═══ Records for processing ═══
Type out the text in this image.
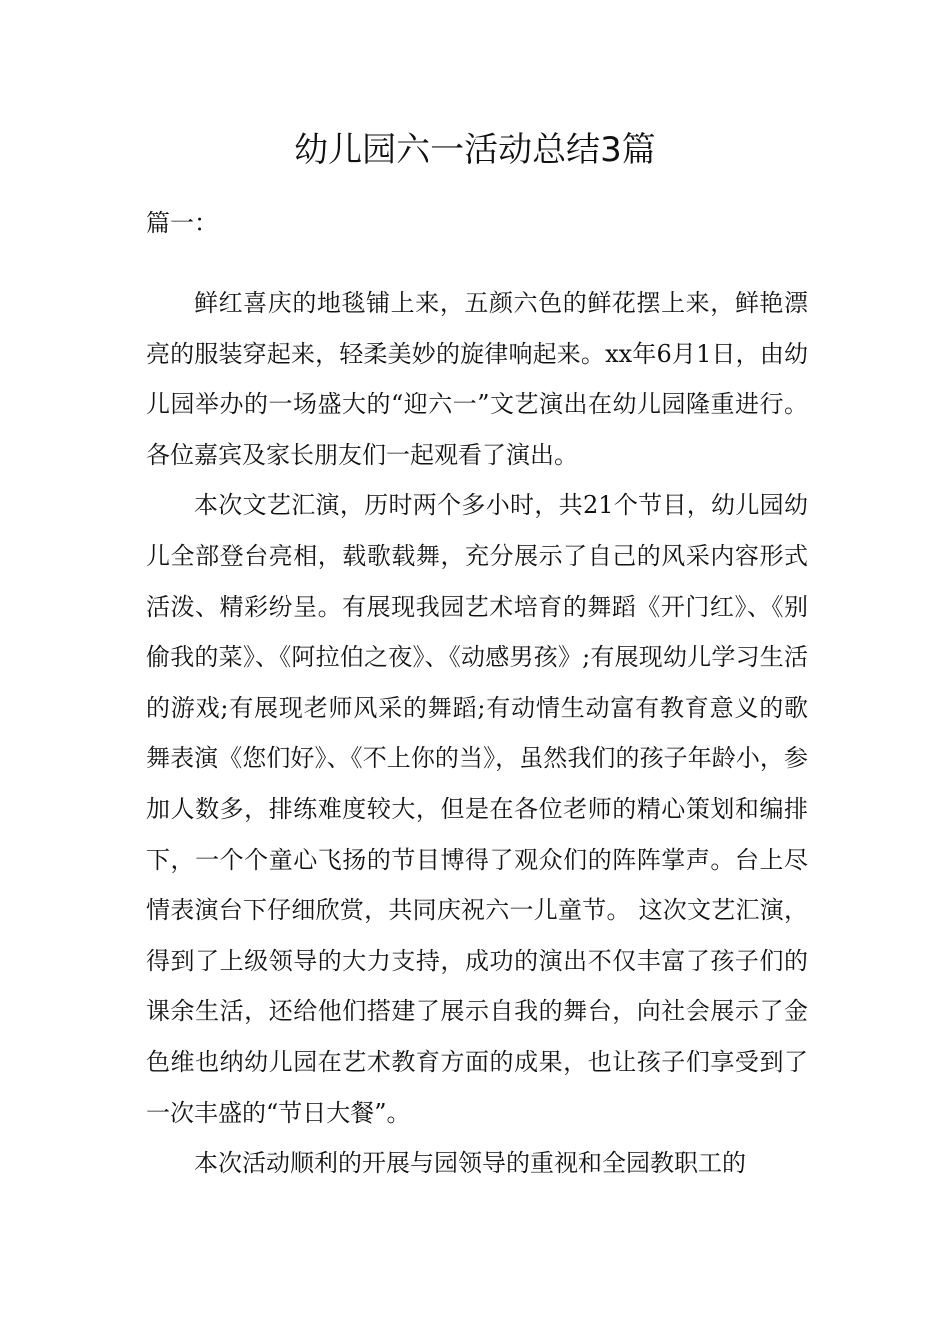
幼儿园六一活动总结3篇
篇一：

鲜红喜庆的地毯铺上来，五颜六色的鲜花摆上来，鲜艳漂亮的服装穿起来，轻柔美妙的旋律响起来。xx年6月1日，由幼儿园举办的一场盛大的“迎六一”文艺演出在幼儿园隆重进行。各位嘉宾及家长朋友们一起观看了演出。

本次文艺汇演，历时两个多小时，共21个节目，幼儿园幼儿全部登台亮相，载歌载舞，充分展示了自己的风采内容形式活泼、精彩纷呈。有展现我园艺术培育的舞蹈《开门红》、《别偷我的菜》、《阿拉伯之夜》、《动感男孩》;有展现幼儿学习生活的游戏;有展现老师风采的舞蹈;有动情生动富有教育意义的歌舞表演《您们好》、《不上你的当》，虽然我们的孩子年龄小，参加人数多，排练难度较大，但是在各位老师的精心策划和编排下，一个个童心飞扬的节目博得了观众们的阵阵掌声。台上尽情表演台下仔细欣赏，共同庆祝六一儿童节。 这次文艺汇演，得到了上级领导的大力支持，成功的演出不仅丰富了孩子们的课余生活，还给他们搭建了展示自我的舞台，向社会展示了金色维也纳幼儿园在艺术教育方面的成果，也让孩子们享受到了一次丰盛的“节日大餐”。

本次活动顺利的开展与园领导的重视和全园教职工的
═══
Your goal
Return the listing above word for word, with the pictures removed.

Solution
Type out the text in this image.
幼儿园六一活动总结3篇
篇一：

鲜红喜庆的地毯铺上来，五颜六色的鲜花摆上来，鲜艳漂亮的服装穿起来，轻柔美妙的旋律响起来。xx年6月1日，由幼儿园举办的一场盛大的“迎六一”文艺演出在幼儿园隆重进行。各位嘉宾及家长朋友们一起观看了演出。

本次文艺汇演，历时两个多小时，共21个节目，幼儿园幼儿全部登台亮相，载歌载舞，充分展示了自己的风采内容形式活泼、精彩纷呈。有展现我园艺术培育的舞蹈《开门红》、《别偷我的菜》、《阿拉伯之夜》、《动感男孩》;有展现幼儿学习生活的游戏;有展现老师风采的舞蹈;有动情生动富有教育意义的歌舞表演《您们好》、《不上你的当》，虽然我们的孩子年龄小，参加人数多，排练难度较大，但是在各位老师的精心策划和编排下，一个个童心飞扬的节目博得了观众们的阵阵掌声。台上尽情表演台下仔细欣赏，共同庆祝六一儿童节。 这次文艺汇演，得到了上级领导的大力支持，成功的演出不仅丰富了孩子们的课余生活，还给他们搭建了展示自我的舞台，向社会展示了金色维也纳幼儿园在艺术教育方面的成果，也让孩子们享受到了一次丰盛的“节日大餐”。

本次活动顺利的开展与园领导的重视和全园教职工的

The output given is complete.